### WHAT IS EXPECTED
Which lines below hold the word "colors"? Copy all of them.

[Items from a figure collection]
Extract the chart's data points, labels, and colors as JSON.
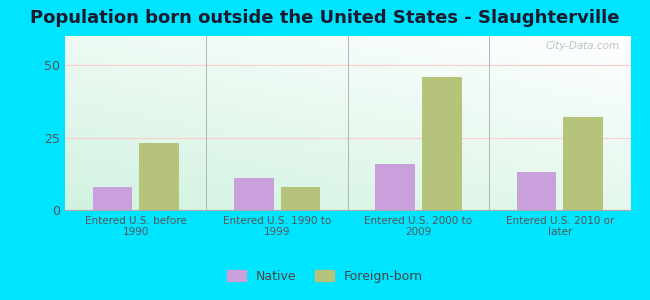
{
  "title": "Population born outside the United States - Slaughterville",
  "categories": [
    "Entered U.S. before\n1990",
    "Entered U.S. 1990 to\n1999",
    "Entered U.S. 2000 to\n2009",
    "Entered U.S. 2010 or\nlater"
  ],
  "native_values": [
    8,
    11,
    16,
    13
  ],
  "foreign_values": [
    23,
    8,
    46,
    32
  ],
  "native_color": "#c9a0dc",
  "foreign_color": "#b5c47a",
  "ylim": [
    0,
    60
  ],
  "yticks": [
    0,
    25,
    50
  ],
  "background_top": "#f0f8f0",
  "background_bottom": "#c8eedd",
  "outer_background": "#00e5ff",
  "grid_color": "#e8e8e8",
  "title_fontsize": 13,
  "title_color": "#1a1a2e",
  "tick_label_color": "#555555",
  "axis_label_color": "#555555",
  "legend_native": "Native",
  "legend_foreign": "Foreign-born",
  "watermark": "City-Data.com"
}
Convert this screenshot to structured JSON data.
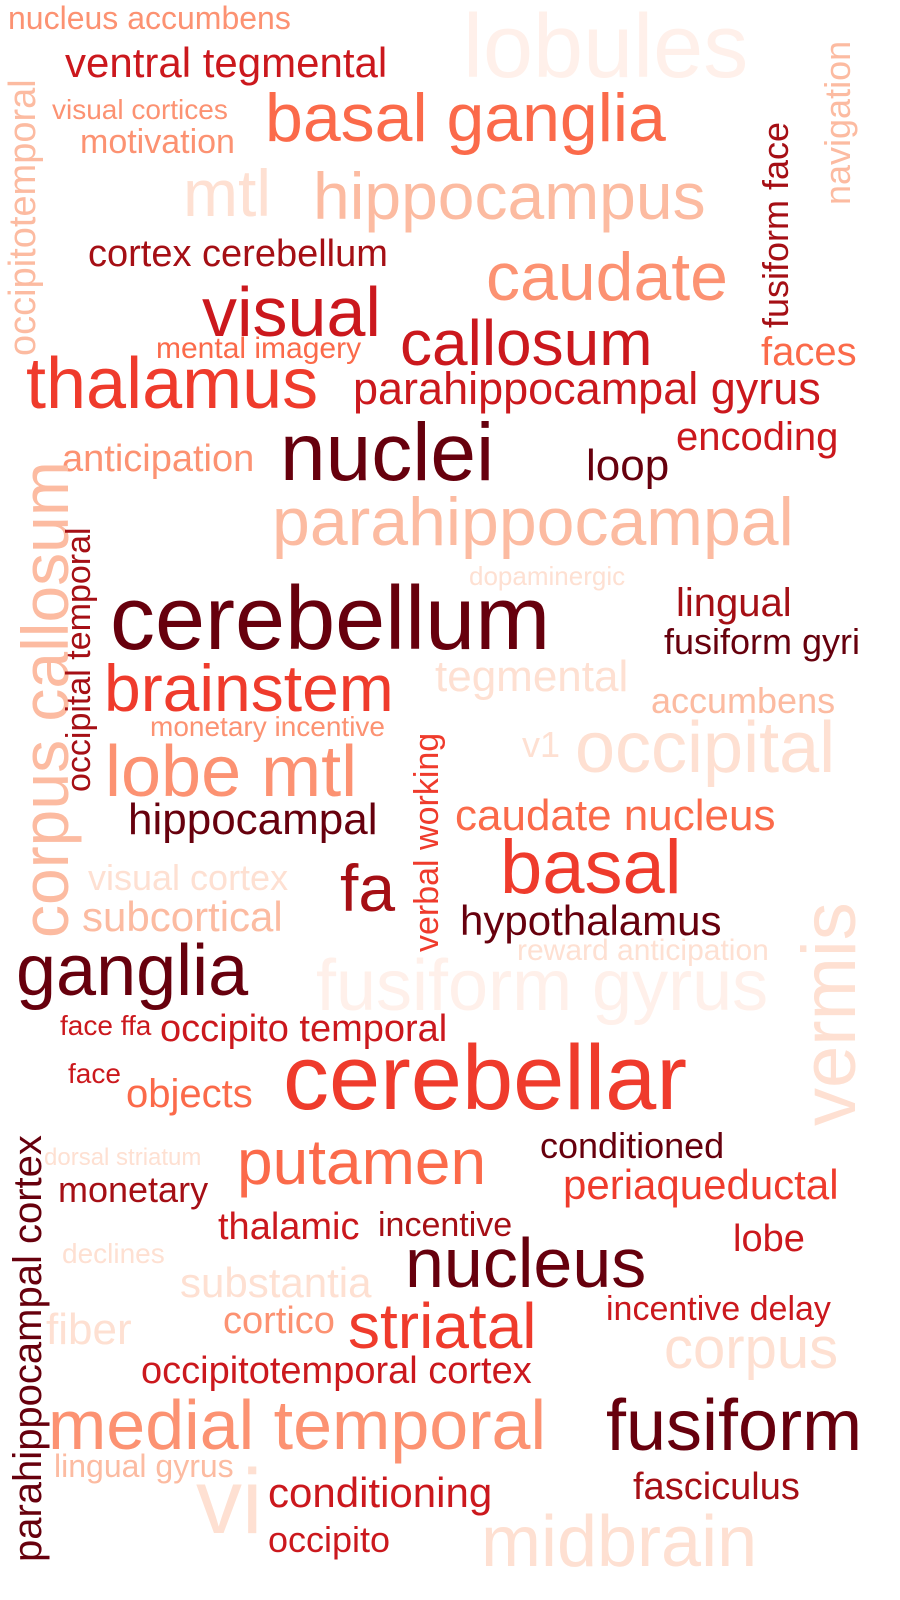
{
  "colors": {
    "c1": "#67000d",
    "c2": "#a50f15",
    "c3": "#cb181d",
    "c4": "#ef3b2c",
    "c5": "#fb6a4a",
    "c6": "#fc9272",
    "c7": "#fcbba1",
    "c8": "#fee0d2",
    "c9": "#fff0ea"
  },
  "words": [
    "nucleus accumbens",
    "lobules",
    "ventral tegmental",
    "navigation",
    "visual cortices",
    "basal ganglia",
    "motivation",
    "occipitotemporal",
    "fusiform face",
    "mtl",
    "hippocampus",
    "cortex cerebellum",
    "caudate",
    "visual",
    "callosum",
    "mental imagery",
    "faces",
    "thalamus",
    "parahippocampal gyrus",
    "encoding",
    "anticipation",
    "nuclei",
    "loop",
    "corpus callosum",
    "parahippocampal",
    "occipital temporal",
    "dopaminergic",
    "cerebellum",
    "lingual",
    "fusiform gyri",
    "tegmental",
    "brainstem",
    "accumbens",
    "monetary incentive",
    "verbal working",
    "v1",
    "occipital",
    "lobe mtl",
    "hippocampal",
    "caudate nucleus",
    "vermis",
    "basal",
    "visual cortex",
    "fa",
    "subcortical",
    "hypothalamus",
    "reward anticipation",
    "ganglia",
    "fusiform gyrus",
    "face ffa",
    "occipito temporal",
    "parahippocampal cortex",
    "face",
    "cerebellar",
    "objects",
    "dorsal striatum",
    "conditioned",
    "putamen",
    "periaqueductal",
    "monetary",
    "thalamic",
    "incentive",
    "lobe",
    "declines",
    "nucleus",
    "substantia",
    "incentive delay",
    "fiber",
    "cortico",
    "striatal",
    "corpus",
    "occipitotemporal cortex",
    "medial temporal",
    "fusiform",
    "lingual gyrus",
    "vi",
    "conditioning",
    "fasciculus",
    "occipito",
    "midbrain"
  ]
}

### FINAL RESULT
Extract the chart's data points, labels, and colors as JSON.
  "colors": {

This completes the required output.